-- start Given entries --
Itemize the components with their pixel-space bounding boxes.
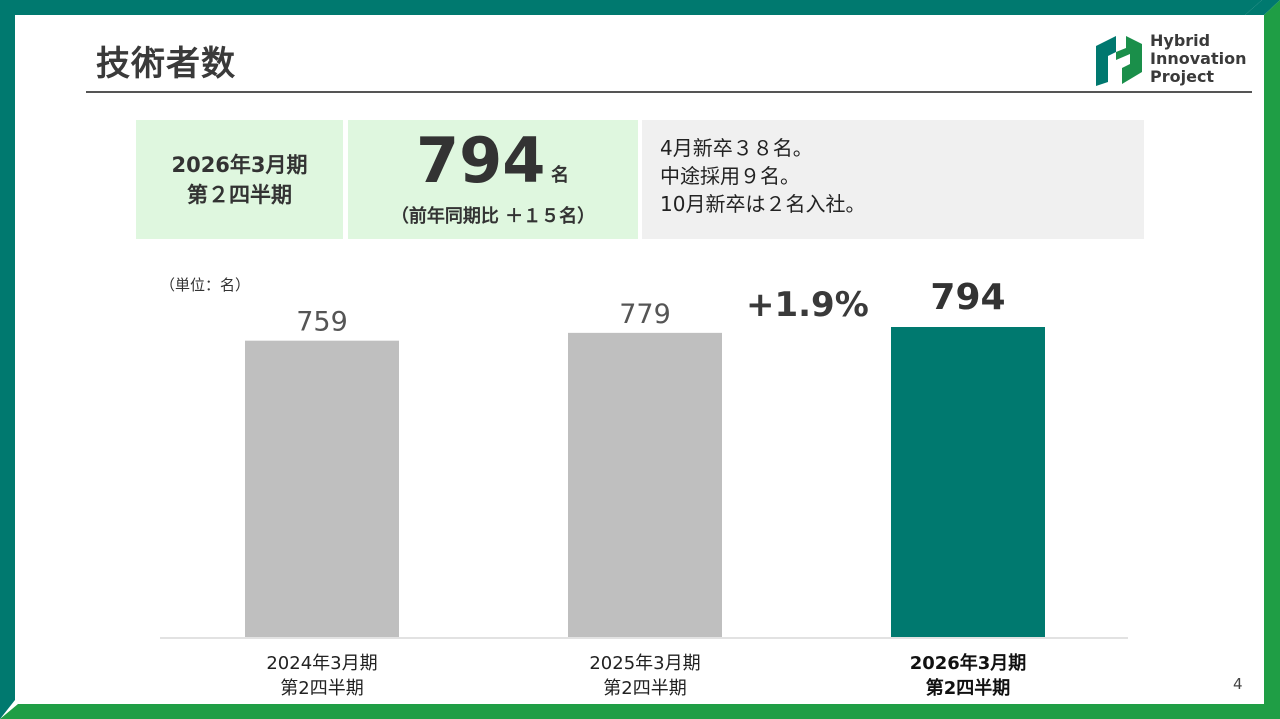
logo-line-3: Project — [1150, 67, 1215, 86]
category-label-1-line-2: 第2四半期 — [280, 678, 363, 699]
bar-3 — [891, 327, 1045, 637]
company-logo: Hybrid Innovation Project — [1096, 32, 1256, 88]
note-new-grads-april: 4月新卒３８名。 — [660, 136, 813, 160]
data-label-3: 794 — [930, 277, 1005, 318]
growth-rate-label: +1.9% — [746, 285, 869, 325]
summary-period: 2026年3月期 第２四半期 — [136, 120, 343, 239]
engineer-count-unit: 名 — [551, 165, 569, 186]
bar-1 — [245, 340, 399, 637]
note-new-grads-october: 10月新卒は２名入社。 — [660, 192, 866, 216]
engineer-count: 794 — [416, 124, 546, 197]
category-label-2-line-1: 2025年3月期 — [589, 653, 700, 674]
data-label-2: 779 — [619, 299, 671, 330]
summary-notes: 4月新卒３８名。 中途採用９名。 10月新卒は２名入社。 — [642, 120, 1144, 239]
title-divider — [86, 91, 1252, 93]
logo-mark-icon — [1096, 36, 1142, 86]
page-number: 4 — [1233, 675, 1243, 693]
page-title: 技術者数 — [96, 44, 236, 84]
logo-text: Hybrid Innovation Project — [1150, 32, 1246, 86]
period-line-1: 2026年3月期 — [171, 152, 308, 177]
logo-line-1: Hybrid — [1150, 31, 1211, 50]
unit-label: （単位：名） — [160, 276, 251, 294]
logo-line-2: Innovation — [1150, 49, 1247, 68]
note-mid-career: 中途採用９名。 — [660, 164, 800, 188]
data-label-1: 759 — [296, 307, 348, 338]
category-label-1-line-1: 2024年3月期 — [266, 653, 377, 674]
category-label-2-line-2: 第2四半期 — [603, 678, 686, 699]
category-label-3-line-1: 2026年3月期 — [910, 652, 1027, 674]
summary-count: 794 名 （前年同期比 ＋１５名） — [348, 120, 638, 239]
bar-2 — [568, 332, 722, 637]
category-label-3-line-2: 第2四半期 — [926, 677, 1011, 699]
frame-border-corner-top — [1245, 0, 1280, 15]
period-line-2: 第２四半期 — [187, 182, 292, 207]
yoy-change: （前年同期比 ＋１５名） — [390, 206, 596, 227]
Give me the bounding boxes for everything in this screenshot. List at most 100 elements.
-- end Given entries --
Reproduce every line of the items above word for word, omitting the pictures.

■ Response ■
Itemize the components with their pixel-space bounding boxes.
logo-line-3: Project — [1150, 67, 1215, 86]
category-label-1-line-2: 第2四半期 — [280, 678, 363, 699]
bar-3 — [891, 327, 1045, 637]
company-logo: Hybrid Innovation Project — [1096, 32, 1256, 88]
note-new-grads-april: 4月新卒３８名。 — [660, 136, 813, 160]
data-label-3: 794 — [930, 277, 1005, 318]
growth-rate-label: +1.9% — [746, 285, 869, 325]
summary-period: 2026年3月期 第２四半期 — [136, 120, 343, 239]
engineer-count-unit: 名 — [551, 165, 569, 186]
bar-1 — [245, 340, 399, 637]
note-new-grads-october: 10月新卒は２名入社。 — [660, 192, 866, 216]
engineer-count: 794 — [416, 124, 546, 197]
category-label-2-line-1: 2025年3月期 — [589, 653, 700, 674]
data-label-2: 779 — [619, 299, 671, 330]
summary-notes: 4月新卒３８名。 中途採用９名。 10月新卒は２名入社。 — [642, 120, 1144, 239]
title-divider — [86, 91, 1252, 93]
logo-mark-icon — [1096, 36, 1142, 86]
page-number: 4 — [1233, 675, 1243, 693]
page-title: 技術者数 — [96, 44, 236, 84]
logo-text: Hybrid Innovation Project — [1150, 32, 1246, 86]
period-line-1: 2026年3月期 — [171, 152, 308, 177]
logo-line-1: Hybrid — [1150, 31, 1211, 50]
unit-label: （単位：名） — [160, 276, 251, 294]
logo-line-2: Innovation — [1150, 49, 1247, 68]
note-mid-career: 中途採用９名。 — [660, 164, 800, 188]
data-label-1: 759 — [296, 307, 348, 338]
category-label-1-line-1: 2024年3月期 — [266, 653, 377, 674]
category-label-2-line-2: 第2四半期 — [603, 678, 686, 699]
category-label-3-line-1: 2026年3月期 — [910, 652, 1027, 674]
summary-count: 794 名 （前年同期比 ＋１５名） — [348, 120, 638, 239]
bar-2 — [568, 332, 722, 637]
category-label-3-line-2: 第2四半期 — [926, 677, 1011, 699]
frame-border-corner-top — [1245, 0, 1280, 15]
period-line-2: 第２四半期 — [187, 182, 292, 207]
yoy-change: （前年同期比 ＋１５名） — [390, 206, 596, 227]
Give me the bounding boxes for everything in this screenshot. List at most 100 elements.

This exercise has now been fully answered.